§ **TEXTE DE LECTURE**:
_ _ _

Née à Paris en 1903, Marie-Madeleine Davy repose depuis le 1er novembre 1998 au cimetière de Saint Clémentin, dans le département des Deux-Sèvres. Sa tombe, anonyme, porte ses simples mots : 

« Sois heureux, passant »

            Tel est l’ultime témoignage de son existence hors du commun qui, certes, s’est achevée dans la solitude, mais la solitude des « enfants des mystères », comme elle l’écrivait, à propos de Jacob Boehme, autrement dit dans ce « désert intérieur » où une certaine Présence l’avait appelée un jour.

            Marie-Madeleine Davy a vécu, en effet, dans sa plénitude, une expérience d’une qualité rare, l’expérience intérieure de la Présence : « Parfois, d'une façon soudaine, une Présence surgit à l'improviste. Les yeux extérieurs ne distinguent aucune forme. Le regard intérieur ne découvre pas de trace ». De quoi s’agit-il exactement ? « Quand l’âme est purifiée de toute idolâtrie, dira Marie-Madeleine Davy, elle devient capable de savourer l’expérience d’une Présence ; elle pénètre dans la contemplation. L’expérience éprouvée est intransmissible. A son endroit la discrétion s’avère nécessaire ».

            Cette Présence est celle de la Sagesse divine, ou de l’Esprit de Sagesse, de  la « lumineuse Sophia », présence singulière qui se tient dans une « dimension de profondeur », et dont le discernement forme l’appel à s’engager sur le « chemin mystérieux qui va vers l’intérieur », selon les mots du poète romantique allemand Novalis.

_ _ _

Entrées de position des éléments:

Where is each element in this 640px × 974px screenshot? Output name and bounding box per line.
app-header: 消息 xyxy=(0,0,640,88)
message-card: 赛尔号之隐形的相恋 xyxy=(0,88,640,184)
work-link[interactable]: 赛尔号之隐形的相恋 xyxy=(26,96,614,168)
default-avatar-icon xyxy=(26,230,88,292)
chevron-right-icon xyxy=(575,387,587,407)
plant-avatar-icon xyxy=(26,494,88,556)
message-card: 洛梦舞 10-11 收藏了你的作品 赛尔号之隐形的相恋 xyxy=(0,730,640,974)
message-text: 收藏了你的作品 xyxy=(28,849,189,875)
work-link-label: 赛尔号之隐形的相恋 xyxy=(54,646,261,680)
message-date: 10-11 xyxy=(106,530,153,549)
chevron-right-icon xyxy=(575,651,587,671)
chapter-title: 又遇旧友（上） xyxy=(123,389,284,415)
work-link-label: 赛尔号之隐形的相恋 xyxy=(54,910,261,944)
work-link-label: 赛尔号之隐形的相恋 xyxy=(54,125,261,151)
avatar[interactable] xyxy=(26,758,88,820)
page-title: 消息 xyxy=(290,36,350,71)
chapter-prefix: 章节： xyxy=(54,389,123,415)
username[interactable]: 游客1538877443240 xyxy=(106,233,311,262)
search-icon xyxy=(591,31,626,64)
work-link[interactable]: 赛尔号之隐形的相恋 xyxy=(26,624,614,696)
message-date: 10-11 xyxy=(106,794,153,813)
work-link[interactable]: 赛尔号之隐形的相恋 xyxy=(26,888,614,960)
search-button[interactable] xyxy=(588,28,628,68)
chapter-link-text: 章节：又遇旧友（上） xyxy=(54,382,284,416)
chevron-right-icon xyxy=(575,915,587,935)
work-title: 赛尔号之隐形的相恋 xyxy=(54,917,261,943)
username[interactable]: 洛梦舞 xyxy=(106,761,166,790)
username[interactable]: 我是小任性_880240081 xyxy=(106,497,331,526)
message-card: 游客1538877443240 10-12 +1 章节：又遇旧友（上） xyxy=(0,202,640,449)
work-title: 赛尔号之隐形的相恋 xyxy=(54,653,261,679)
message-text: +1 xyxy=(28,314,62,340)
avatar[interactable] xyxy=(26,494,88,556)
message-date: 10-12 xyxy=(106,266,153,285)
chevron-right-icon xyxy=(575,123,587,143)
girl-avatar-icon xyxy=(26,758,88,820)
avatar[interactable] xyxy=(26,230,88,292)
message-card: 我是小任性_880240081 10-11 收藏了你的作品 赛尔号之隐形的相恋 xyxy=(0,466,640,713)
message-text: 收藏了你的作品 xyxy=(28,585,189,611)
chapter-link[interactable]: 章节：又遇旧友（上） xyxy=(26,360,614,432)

_ _ _

§ **PARTIES DE L'EXERCICE**:
1: Dans le texte sur Marie-Madeleine Davy :
(a) Où et en quelle année est-elle née ?
(b) Quels mots porte sa tombe ?
(c) De quel poète sont les mots « chemin mystérieux qui va vers l'intérieur » ?
2: Quels êtres humains sont nommés dans le texte sur Marie-Madeleine Davy ?
3: Poursuivez le texte sur Marie-Madeleine Davy à la suite de sa dernière phrase.

§ **RÉSULTATS FINAUX**:
1:
(a) À Paris, en 1903.
(b) « Sois heureux, passant ».
(c) Du poète romantique allemand Novalis.

2: Marie-Madeleine Davy, Jacob Boehme, Novalis.

3:
En effet, une fois « cette présence découverte, l’homme comprend que le livre des secrets est en lui et s’offre à son déchiffrement ». C’est le déchiffrement de ce « livre des secrets » qui constitue toute l’expérience spirituelle de Marie-Madeleine Davy.

          « Le déchiffrement du livre qu’il porte en lui va s’accomplir lentement, comme une mue. Il risque d’éprouver « la démangeaison des ailes » sans pour autant les voir pousser. Quand elles seront déployées, il prendra son vol. A cet instant, délivré de sa pesanteur, il prendra sa voie de retour vers son origine céleste. Sorti de l’obscurité, il pourra peu à peu contempler la lumière. Ce « livre des secrets », qu’il porte dans le mystère, pourrait aussi avoir un autre nom : le « livre des aurores ». Les symboles et les images s’effacent de son itinéraire, les voiles s’estompent avant de laisser apparaître la lumineuse Sophia. Comprenant sa parenté céleste, il peut revêtir une nature sophianique. N’est-il pas un philosophe, un fils de la Sagesse ?

            Mais pour arriver à découvrir en lui l’Esprit de Sagesse, il lui faut passer par la souffrance, le dénuement, le dépouillement, le vide et tout d’abord d’avoir accès à la connaissance de lui-même »

Marie-Madeleine Davy ou le désert intérieur

 « Qu'il s'agisse de l'Orient ou de l'Occident, nous ne sommes plus à l'époque des maîtres, mais à celle du guru intérieur, de l'Église intérieure. »

           L’existence de Marie-Madeleine Davy témoigne toute entière d’une expérience dont le chemin est connu : c’est le « chemin mystérieux qui va vers l’intérieur », ou encore le « chemin du dedans », tandis que le terme en est un « trésor caché », rien de moins que « le Royaume de Dieu [qui] est au-dedans » (Luc XVII, 21). « Mais, dira-t-elle, qui peut comprendre cette intériorité du royaume, sinon ceux qui en possèdent l’expérience ? N’est-ce pas uniquement l’expérience de l’intériorité qui permet d’être ouvert et de d’accueillir toute la beauté du monde considérée dans l’unité d’une commune recherche, d’un identique amour ? Dieu est un et face à lui l’humanité est une en dépit de la fragmentation, et de la diversité de ses langages. L’attitude la plus juste consiste plutôt à comprendre que si Dieu existe – et comment en douter – il ne peut être qu’unique, mais les hommes prennent divers chemins pour le rencontrer. L’important est d’éviter la confusion des voies ».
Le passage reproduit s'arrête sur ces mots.